— Begin Provided data —

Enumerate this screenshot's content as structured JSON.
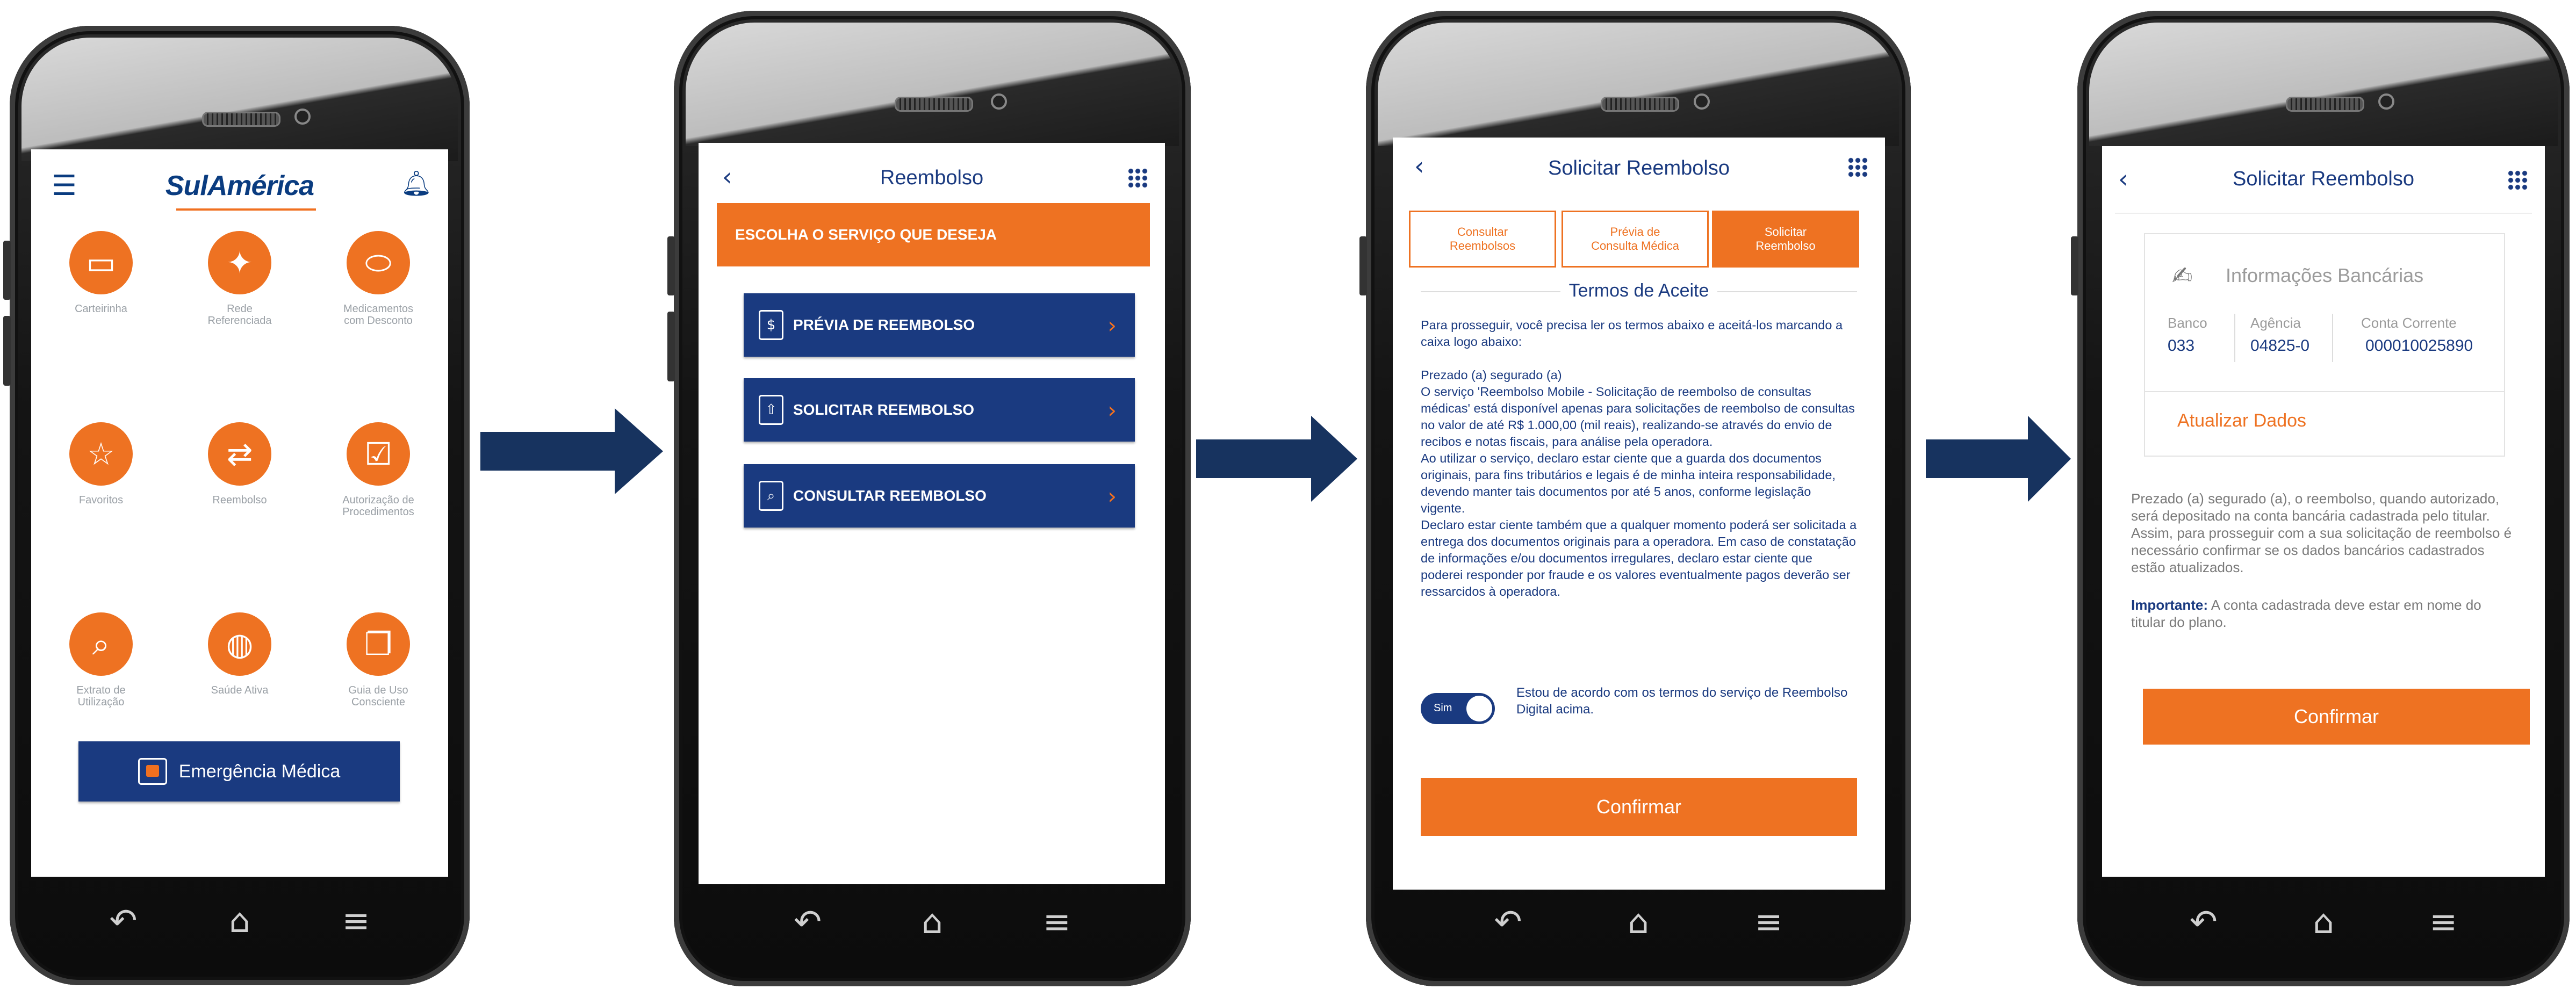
{
  "screen1": {
    "logo": "SulAmérica",
    "grid": [
      {
        "icon": "card-icon",
        "glyph": "▭",
        "label": "Carteirinha"
      },
      {
        "icon": "brazil-map-icon",
        "glyph": "✦",
        "label": "Rede\nReferenciada"
      },
      {
        "icon": "pill-icon",
        "glyph": "⬭",
        "label": "Medicamentos\ncom Desconto"
      },
      {
        "icon": "star-icon",
        "glyph": "☆",
        "label": "Favoritos"
      },
      {
        "icon": "swap-arrows-icon",
        "glyph": "⇄",
        "label": "Reembolso"
      },
      {
        "icon": "clipboard-check-icon",
        "glyph": "☑",
        "label": "Autorização de\nProcedimentos"
      },
      {
        "icon": "magnifier-icon",
        "glyph": "⌕",
        "label": "Extrato de\nUtilização"
      },
      {
        "icon": "apple-icon",
        "glyph": "◍",
        "label": "Saúde Ativa"
      },
      {
        "icon": "book-icon",
        "glyph": "❐",
        "label": "Guia de Uso\nConsciente"
      }
    ],
    "emergency_label": "Emergência Médica"
  },
  "screen2": {
    "title": "Reembolso",
    "banner": "ESCOLHA O SERVIÇO QUE DESEJA",
    "services": [
      {
        "icon": "dollar-document-icon",
        "glyph": "$",
        "label": "PRÉVIA DE REEMBOLSO"
      },
      {
        "icon": "money-upload-icon",
        "glyph": "⇧",
        "label": "SOLICITAR REEMBOLSO"
      },
      {
        "icon": "search-document-icon",
        "glyph": "⌕",
        "label": "CONSULTAR REEMBOLSO"
      }
    ]
  },
  "screen3": {
    "title": "Solicitar Reembolso",
    "tabs": [
      "Consultar\nReembolsos",
      "Prévia de\nConsulta Médica",
      "Solicitar\nReembolso"
    ],
    "section_title": "Termos de Aceite",
    "intro": "Para prosseguir, você precisa ler os termos abaixo e aceitá-los marcando a caixa logo abaixo:",
    "terms": "Prezado (a) segurado (a)\nO serviço 'Reembolso Mobile - Solicitação de reembolso de consultas médicas' está disponível apenas para solicitações de reembolso de consultas no valor de até R$ 1.000,00 (mil reais), realizando-se através do envio de recibos e notas fiscais, para análise pela operadora.\nAo utilizar o serviço, declaro estar ciente que a guarda dos documentos originais, para fins tributários e legais é de minha inteira responsabilidade, devendo manter tais documentos por até 5 anos, conforme legislação vigente.\nDeclaro estar ciente também que a qualquer momento poderá ser solicitada a entrega dos documentos originais para a operadora. Em caso de constatação de informações e/ou documentos irregulares, declaro estar ciente que poderei responder por fraude e os valores eventualmente pagos deverão ser ressarcidos à operadora.",
    "toggle_label": "Sim",
    "agree_text": "Estou de acordo com os termos do serviço de Reembolso Digital acima.",
    "confirm": "Confirmar"
  },
  "screen4": {
    "title": "Solicitar Reembolso",
    "card_title": "Informações Bancárias",
    "bank_label": "Banco",
    "bank_value": "033",
    "agency_label": "Agência",
    "agency_value": "04825-0",
    "account_label": "Conta Corrente",
    "account_value": "000010025890",
    "update_link": "Atualizar Dados",
    "info": "Prezado (a) segurado (a), o reembolso, quando autorizado, será depositado na conta bancária cadastrada pelo titular. Assim, para prosseguir com a sua solicitação de reembolso é necessário confirmar se os dados bancários cadastrados estão atualizados.",
    "important_label": "Importante:",
    "important_text": " A conta cadastrada deve estar em nome do titular do plano.",
    "confirm": "Confirmar"
  },
  "nav_glyphs": {
    "back": "↶",
    "home": "⌂",
    "menu": "≡"
  },
  "colors": {
    "brand_blue": "#1a3a80",
    "brand_orange": "#ee7222"
  }
}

— End Provided data —

What you need to do :: Pick out all the lines with the word "logo" in them and copy them.

Solution to the exercise ::
    "logo": "SulAmérica",
    "intro": "Para prosseguir, você precisa ler os termos abaixo e aceitá-los marcando a caixa logo abaixo:",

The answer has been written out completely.